Given instruction: Everything in the data should be repeated exactly, save for the images.

··· Input rows

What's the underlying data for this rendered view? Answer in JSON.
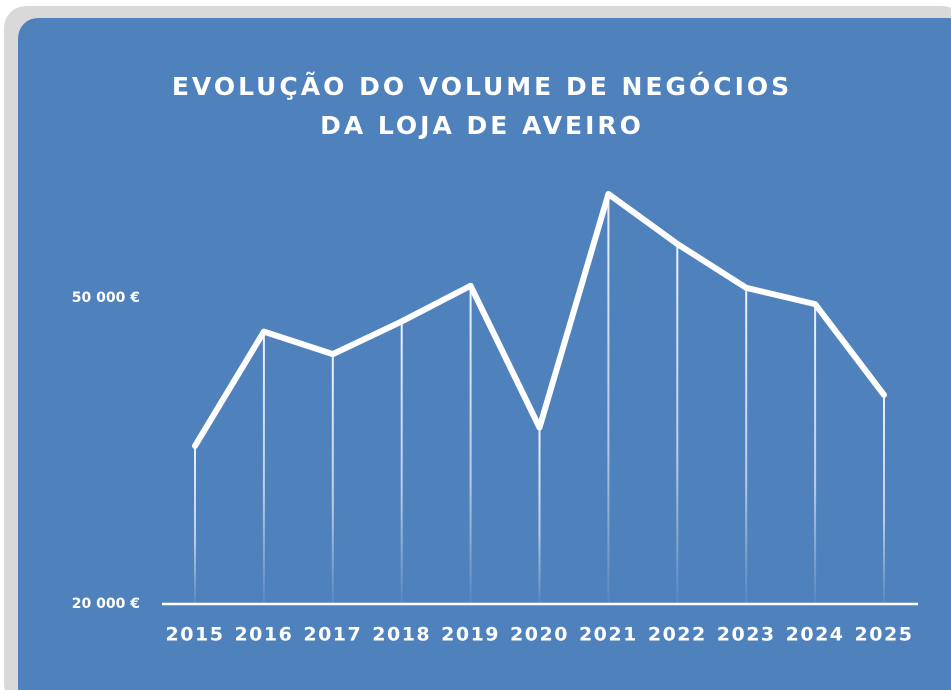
{
  "chart_data": {
    "type": "line",
    "title": [
      "EVOLUÇÃO DO VOLUME DE NEGÓCIOS",
      "DA LOJA DE AVEIRO"
    ],
    "categories": [
      "2015",
      "2016",
      "2017",
      "2018",
      "2019",
      "2020",
      "2021",
      "2022",
      "2023",
      "2024",
      "2025"
    ],
    "values": [
      35500,
      46700,
      44500,
      47700,
      51200,
      37300,
      60200,
      55300,
      51000,
      49400,
      40500
    ],
    "color": "#ffffff",
    "ylim": [
      20000,
      62000
    ],
    "yticks": [
      {
        "value": 20000,
        "label": "20 000 €"
      },
      {
        "value": 50000,
        "label": "50 000 €"
      }
    ],
    "grid": false
  }
}
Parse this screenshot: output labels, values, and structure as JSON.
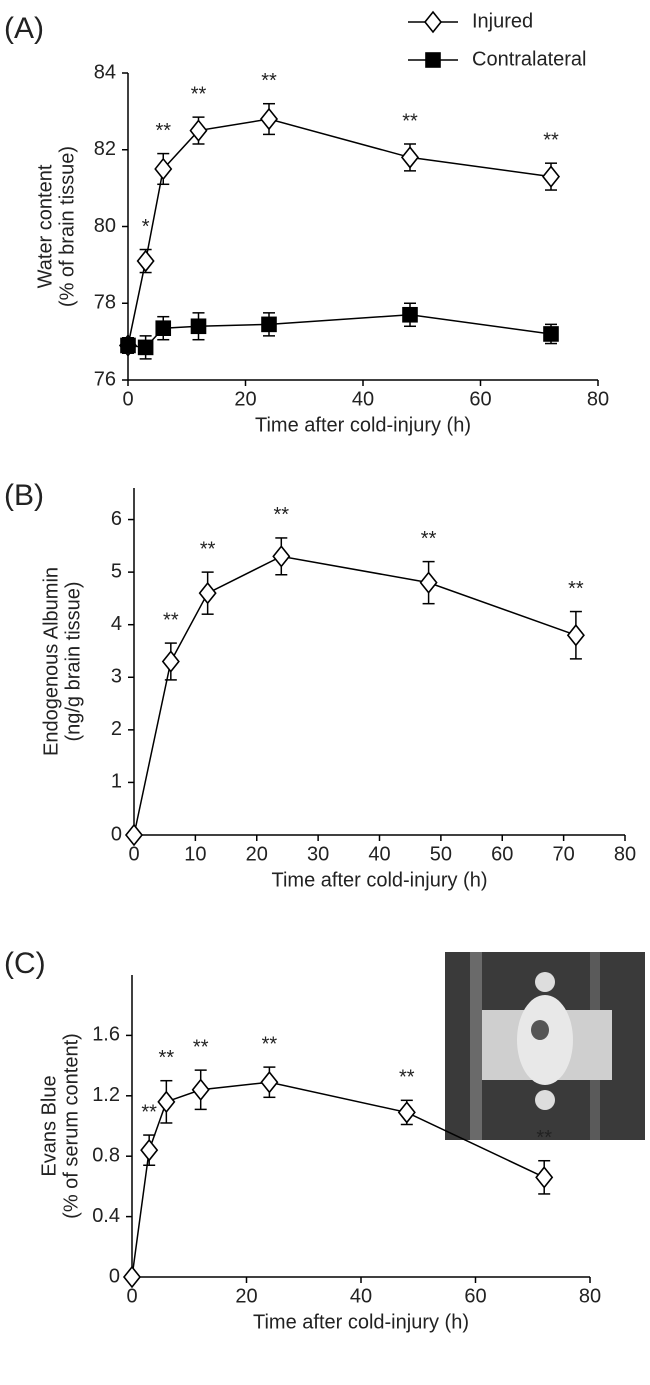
{
  "chart_data": [
    {
      "type": "line",
      "panel_label": "(A)",
      "xlabel": "Time after cold-injury (h)",
      "ylabel": [
        "Water content",
        "(% of brain tissue)"
      ],
      "xlim": [
        0,
        80
      ],
      "ylim": [
        76,
        84
      ],
      "xticks": [
        0,
        20,
        40,
        60,
        80
      ],
      "yticks": [
        76,
        78,
        80,
        82,
        84
      ],
      "legend": "upper right",
      "series": [
        {
          "name": "Injured",
          "marker": "diamond",
          "color": "#000000",
          "x": [
            0,
            3,
            6,
            12,
            24,
            48,
            72
          ],
          "values": [
            76.9,
            79.1,
            81.5,
            82.5,
            82.8,
            81.8,
            81.3
          ],
          "errors": [
            0.2,
            0.3,
            0.4,
            0.35,
            0.4,
            0.35,
            0.35
          ],
          "significance": [
            null,
            "*",
            "**",
            "**",
            "**",
            "**",
            "**"
          ]
        },
        {
          "name": "Contralateral",
          "marker": "square",
          "color": "#000000",
          "x": [
            0,
            3,
            6,
            12,
            24,
            48,
            72
          ],
          "values": [
            76.9,
            76.85,
            77.35,
            77.4,
            77.45,
            77.7,
            77.2
          ],
          "errors": [
            0.2,
            0.3,
            0.3,
            0.35,
            0.3,
            0.3,
            0.25
          ]
        }
      ]
    },
    {
      "type": "line",
      "panel_label": "(B)",
      "xlabel": "Time after cold-injury (h)",
      "ylabel": [
        "Endogenous Albumin",
        "(ng/g brain tissue)"
      ],
      "xlim": [
        0,
        80
      ],
      "ylim": [
        0,
        6.6
      ],
      "xticks": [
        0,
        10,
        20,
        30,
        40,
        50,
        60,
        70,
        80
      ],
      "yticks": [
        0,
        1,
        2,
        3,
        4,
        5,
        6
      ],
      "series": [
        {
          "marker": "diamond",
          "color": "#000000",
          "x": [
            0,
            6,
            12,
            24,
            48,
            72
          ],
          "values": [
            0,
            3.3,
            4.6,
            5.3,
            4.8,
            3.8
          ],
          "errors": [
            0,
            0.35,
            0.4,
            0.35,
            0.4,
            0.45
          ],
          "significance": [
            null,
            "**",
            "**",
            "**",
            "**",
            "**"
          ]
        }
      ]
    },
    {
      "type": "line",
      "panel_label": "(C)",
      "xlabel": "Time after cold-injury (h)",
      "ylabel": [
        "Evans Blue",
        "(% of serum content)"
      ],
      "xlim": [
        0,
        80
      ],
      "ylim": [
        0,
        2
      ],
      "xticks": [
        0,
        20,
        40,
        60,
        80
      ],
      "yticks": [
        0,
        0.4,
        0.8,
        1.2,
        1.6
      ],
      "series": [
        {
          "marker": "diamond",
          "color": "#000000",
          "x": [
            0,
            3,
            6,
            12,
            24,
            48,
            72
          ],
          "values": [
            0,
            0.84,
            1.16,
            1.24,
            1.29,
            1.09,
            0.66
          ],
          "errors": [
            0,
            0.1,
            0.14,
            0.13,
            0.1,
            0.08,
            0.11
          ],
          "significance": [
            null,
            "**",
            "**",
            "**",
            "**",
            "**",
            "**"
          ]
        }
      ]
    }
  ]
}
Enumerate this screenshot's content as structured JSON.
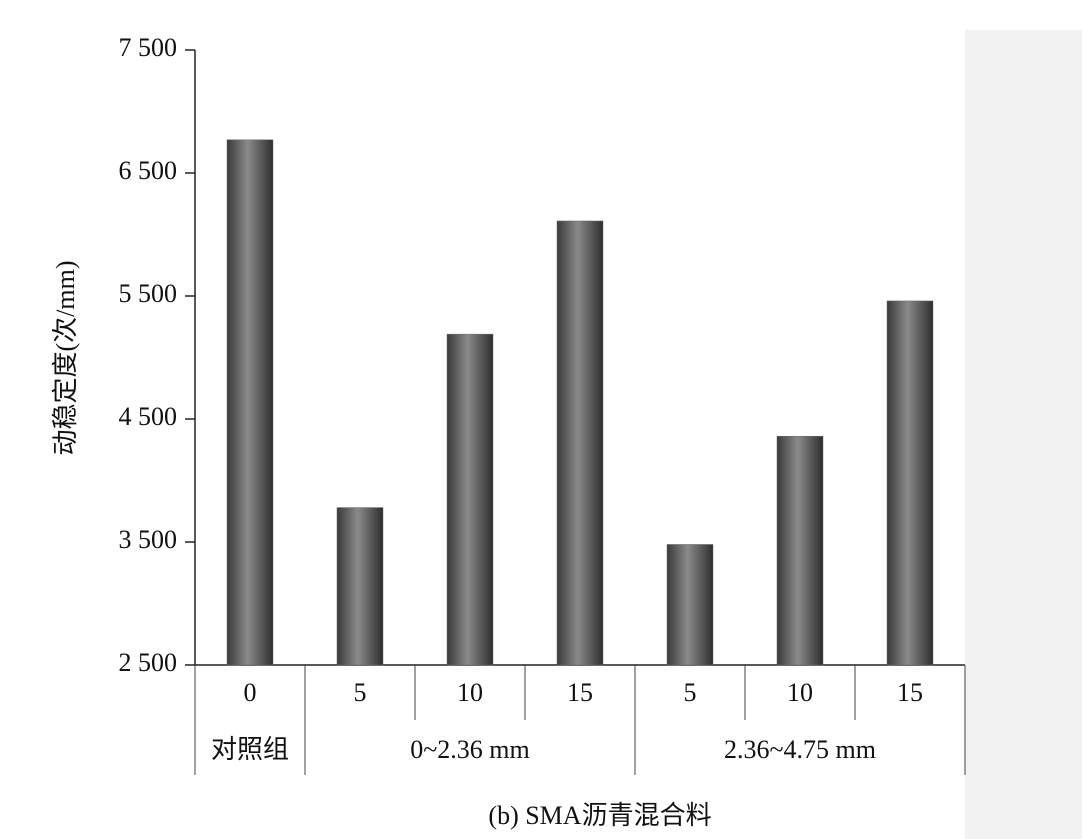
{
  "chart_data": {
    "type": "bar",
    "ylabel": "动稳定度(次/mm)",
    "xlabel": "(b) SMA沥青混合料",
    "categories": [
      "0",
      "5",
      "10",
      "15",
      "5",
      "10",
      "15"
    ],
    "groups": [
      {
        "label": "对照组",
        "count": 1
      },
      {
        "label": "0~2.36 mm",
        "count": 3
      },
      {
        "label": "2.36~4.75 mm",
        "count": 3
      }
    ],
    "values": [
      6770,
      3780,
      5190,
      6110,
      3480,
      4360,
      5460
    ],
    "color": "#6a6a6a",
    "ylim": [
      2500,
      7500
    ],
    "yticks": [
      {
        "value": 2500,
        "label": "2 500"
      },
      {
        "value": 3500,
        "label": "3 500"
      },
      {
        "value": 4500,
        "label": "4 500"
      },
      {
        "value": 5500,
        "label": "5 500"
      },
      {
        "value": 6500,
        "label": "6 500"
      },
      {
        "value": 7500,
        "label": "7 500"
      }
    ]
  }
}
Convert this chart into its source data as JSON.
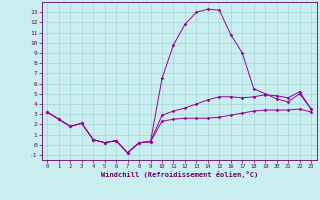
{
  "xlabel": "Windchill (Refroidissement éolien,°C)",
  "background_color": "#c8eef0",
  "grid_color": "#a8d4d8",
  "line_color": "#990099",
  "x_values": [
    0,
    1,
    2,
    3,
    4,
    5,
    6,
    7,
    8,
    9,
    10,
    11,
    12,
    13,
    14,
    15,
    16,
    17,
    18,
    19,
    20,
    21,
    22,
    23
  ],
  "line_temp": [
    3.2,
    2.5,
    1.8,
    2.1,
    0.5,
    0.2,
    0.4,
    -0.8,
    0.2,
    0.3,
    2.3,
    2.5,
    2.6,
    2.6,
    2.6,
    2.7,
    2.9,
    3.1,
    3.3,
    3.4,
    3.4,
    3.4,
    3.5,
    3.2
  ],
  "line_max": [
    3.2,
    2.5,
    1.8,
    2.1,
    0.5,
    0.2,
    0.4,
    -0.8,
    0.2,
    0.3,
    2.9,
    3.3,
    3.6,
    4.0,
    4.4,
    4.7,
    4.7,
    4.6,
    4.7,
    4.9,
    4.8,
    4.6,
    5.2,
    3.5
  ],
  "line_wc": [
    3.2,
    2.5,
    1.8,
    2.1,
    0.5,
    0.2,
    0.4,
    -0.8,
    0.2,
    0.3,
    6.5,
    9.8,
    11.8,
    13.0,
    13.3,
    13.2,
    10.8,
    9.0,
    5.5,
    5.0,
    4.5,
    4.2,
    5.0,
    3.5
  ],
  "ylim": [
    -1.5,
    14.0
  ],
  "xlim": [
    -0.5,
    23.5
  ],
  "yticks": [
    -1,
    0,
    1,
    2,
    3,
    4,
    5,
    6,
    7,
    8,
    9,
    10,
    11,
    12,
    13
  ],
  "xticks": [
    0,
    1,
    2,
    3,
    4,
    5,
    6,
    7,
    8,
    9,
    10,
    11,
    12,
    13,
    14,
    15,
    16,
    17,
    18,
    19,
    20,
    21,
    22,
    23
  ],
  "figwidth": 3.2,
  "figheight": 2.0,
  "dpi": 100
}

······

The output:
What's the underlying data for this rendered view? Answer in JSON.
{
  "chart_data": {
    "type": "line",
    "title": [
      "EVOLUÇÃO DO VOLUME DE NEGÓCIOS",
      "DA LOJA DE AVEIRO"
    ],
    "categories": [
      "2015",
      "2016",
      "2017",
      "2018",
      "2019",
      "2020",
      "2021",
      "2022",
      "2023",
      "2024",
      "2025"
    ],
    "values": [
      35500,
      46700,
      44500,
      47700,
      51200,
      37300,
      60200,
      55300,
      51000,
      49400,
      40500
    ],
    "color": "#ffffff",
    "ylim": [
      20000,
      62000
    ],
    "yticks": [
      {
        "value": 20000,
        "label": "20 000 €"
      },
      {
        "value": 50000,
        "label": "50 000 €"
      }
    ],
    "grid": false
  }
}
Parse this screenshot: output labels, values, and structure as JSON.
{
  "chart_data": [
    {
      "type": "line",
      "panel_label": "(A)",
      "xlabel": "Time after cold-injury (h)",
      "ylabel": [
        "Water content",
        "(% of brain tissue)"
      ],
      "xlim": [
        0,
        80
      ],
      "ylim": [
        76,
        84
      ],
      "xticks": [
        0,
        20,
        40,
        60,
        80
      ],
      "yticks": [
        76,
        78,
        80,
        82,
        84
      ],
      "legend": "upper right",
      "series": [
        {
          "name": "Injured",
          "marker": "diamond",
          "color": "#000000",
          "x": [
            0,
            3,
            6,
            12,
            24,
            48,
            72
          ],
          "values": [
            76.9,
            79.1,
            81.5,
            82.5,
            82.8,
            81.8,
            81.3
          ],
          "errors": [
            0.2,
            0.3,
            0.4,
            0.35,
            0.4,
            0.35,
            0.35
          ],
          "significance": [
            null,
            "*",
            "**",
            "**",
            "**",
            "**",
            "**"
          ]
        },
        {
          "name": "Contralateral",
          "marker": "square",
          "color": "#000000",
          "x": [
            0,
            3,
            6,
            12,
            24,
            48,
            72
          ],
          "values": [
            76.9,
            76.85,
            77.35,
            77.4,
            77.45,
            77.7,
            77.2
          ],
          "errors": [
            0.2,
            0.3,
            0.3,
            0.35,
            0.3,
            0.3,
            0.25
          ]
        }
      ]
    },
    {
      "type": "line",
      "panel_label": "(B)",
      "xlabel": "Time after cold-injury (h)",
      "ylabel": [
        "Endogenous Albumin",
        "(ng/g brain tissue)"
      ],
      "xlim": [
        0,
        80
      ],
      "ylim": [
        0,
        6.6
      ],
      "xticks": [
        0,
        10,
        20,
        30,
        40,
        50,
        60,
        70,
        80
      ],
      "yticks": [
        0,
        1,
        2,
        3,
        4,
        5,
        6
      ],
      "series": [
        {
          "marker": "diamond",
          "color": "#000000",
          "x": [
            0,
            6,
            12,
            24,
            48,
            72
          ],
          "values": [
            0,
            3.3,
            4.6,
            5.3,
            4.8,
            3.8
          ],
          "errors": [
            0,
            0.35,
            0.4,
            0.35,
            0.4,
            0.45
          ],
          "significance": [
            null,
            "**",
            "**",
            "**",
            "**",
            "**"
          ]
        }
      ]
    },
    {
      "type": "line",
      "panel_label": "(C)",
      "xlabel": "Time after cold-injury (h)",
      "ylabel": [
        "Evans Blue",
        "(% of serum content)"
      ],
      "xlim": [
        0,
        80
      ],
      "ylim": [
        0,
        2
      ],
      "xticks": [
        0,
        20,
        40,
        60,
        80
      ],
      "yticks": [
        0,
        0.4,
        0.8,
        1.2,
        1.6
      ],
      "series": [
        {
          "marker": "diamond",
          "color": "#000000",
          "x": [
            0,
            3,
            6,
            12,
            24,
            48,
            72
          ],
          "values": [
            0,
            0.84,
            1.16,
            1.24,
            1.29,
            1.09,
            0.66
          ],
          "errors": [
            0,
            0.1,
            0.14,
            0.13,
            0.1,
            0.08,
            0.11
          ],
          "significance": [
            null,
            "**",
            "**",
            "**",
            "**",
            "**",
            "**"
          ]
        }
      ]
    }
  ]
}
Enumerate this screenshot's content as structured JSON.
{
  "chart_data": {
    "type": "bar",
    "ylabel": "动稳定度(次/mm)",
    "xlabel": "(b) SMA沥青混合料",
    "categories": [
      "0",
      "5",
      "10",
      "15",
      "5",
      "10",
      "15"
    ],
    "groups": [
      {
        "label": "对照组",
        "count": 1
      },
      {
        "label": "0~2.36 mm",
        "count": 3
      },
      {
        "label": "2.36~4.75 mm",
        "count": 3
      }
    ],
    "values": [
      6770,
      3780,
      5190,
      6110,
      3480,
      4360,
      5460
    ],
    "color": "#6a6a6a",
    "ylim": [
      2500,
      7500
    ],
    "yticks": [
      {
        "value": 2500,
        "label": "2 500"
      },
      {
        "value": 3500,
        "label": "3 500"
      },
      {
        "value": 4500,
        "label": "4 500"
      },
      {
        "value": 5500,
        "label": "5 500"
      },
      {
        "value": 6500,
        "label": "6 500"
      },
      {
        "value": 7500,
        "label": "7 500"
      }
    ]
  }
}
Convert this chart into its source data as JSON.
{
  "xlabel": "Windchill (Refroidissement éolien,°C)",
  "background_color": "#c8eef0",
  "grid_color": "#a8d4d8",
  "line_color": "#990099",
  "x_values": [
    0,
    1,
    2,
    3,
    4,
    5,
    6,
    7,
    8,
    9,
    10,
    11,
    12,
    13,
    14,
    15,
    16,
    17,
    18,
    19,
    20,
    21,
    22,
    23
  ],
  "line_temp": [
    3.2,
    2.5,
    1.8,
    2.1,
    0.5,
    0.2,
    0.4,
    -0.8,
    0.2,
    0.3,
    2.3,
    2.5,
    2.6,
    2.6,
    2.6,
    2.7,
    2.9,
    3.1,
    3.3,
    3.4,
    3.4,
    3.4,
    3.5,
    3.2
  ],
  "line_max": [
    3.2,
    2.5,
    1.8,
    2.1,
    0.5,
    0.2,
    0.4,
    -0.8,
    0.2,
    0.3,
    2.9,
    3.3,
    3.6,
    4.0,
    4.4,
    4.7,
    4.7,
    4.6,
    4.7,
    4.9,
    4.8,
    4.6,
    5.2,
    3.5
  ],
  "line_wc": [
    3.2,
    2.5,
    1.8,
    2.1,
    0.5,
    0.2,
    0.4,
    -0.8,
    0.2,
    0.3,
    6.5,
    9.8,
    11.8,
    13.0,
    13.3,
    13.2,
    10.8,
    9.0,
    5.5,
    5.0,
    4.5,
    4.2,
    5.0,
    3.5
  ],
  "ylim": [
    -1.5,
    14.0
  ],
  "xlim": [
    -0.5,
    23.5
  ],
  "yticks": [
    -1,
    0,
    1,
    2,
    3,
    4,
    5,
    6,
    7,
    8,
    9,
    10,
    11,
    12,
    13
  ],
  "xticks": [
    0,
    1,
    2,
    3,
    4,
    5,
    6,
    7,
    8,
    9,
    10,
    11,
    12,
    13,
    14,
    15,
    16,
    17,
    18,
    19,
    20,
    21,
    22,
    23
  ],
  "figwidth": 3.2,
  "figheight": 2.0,
  "dpi": 100
}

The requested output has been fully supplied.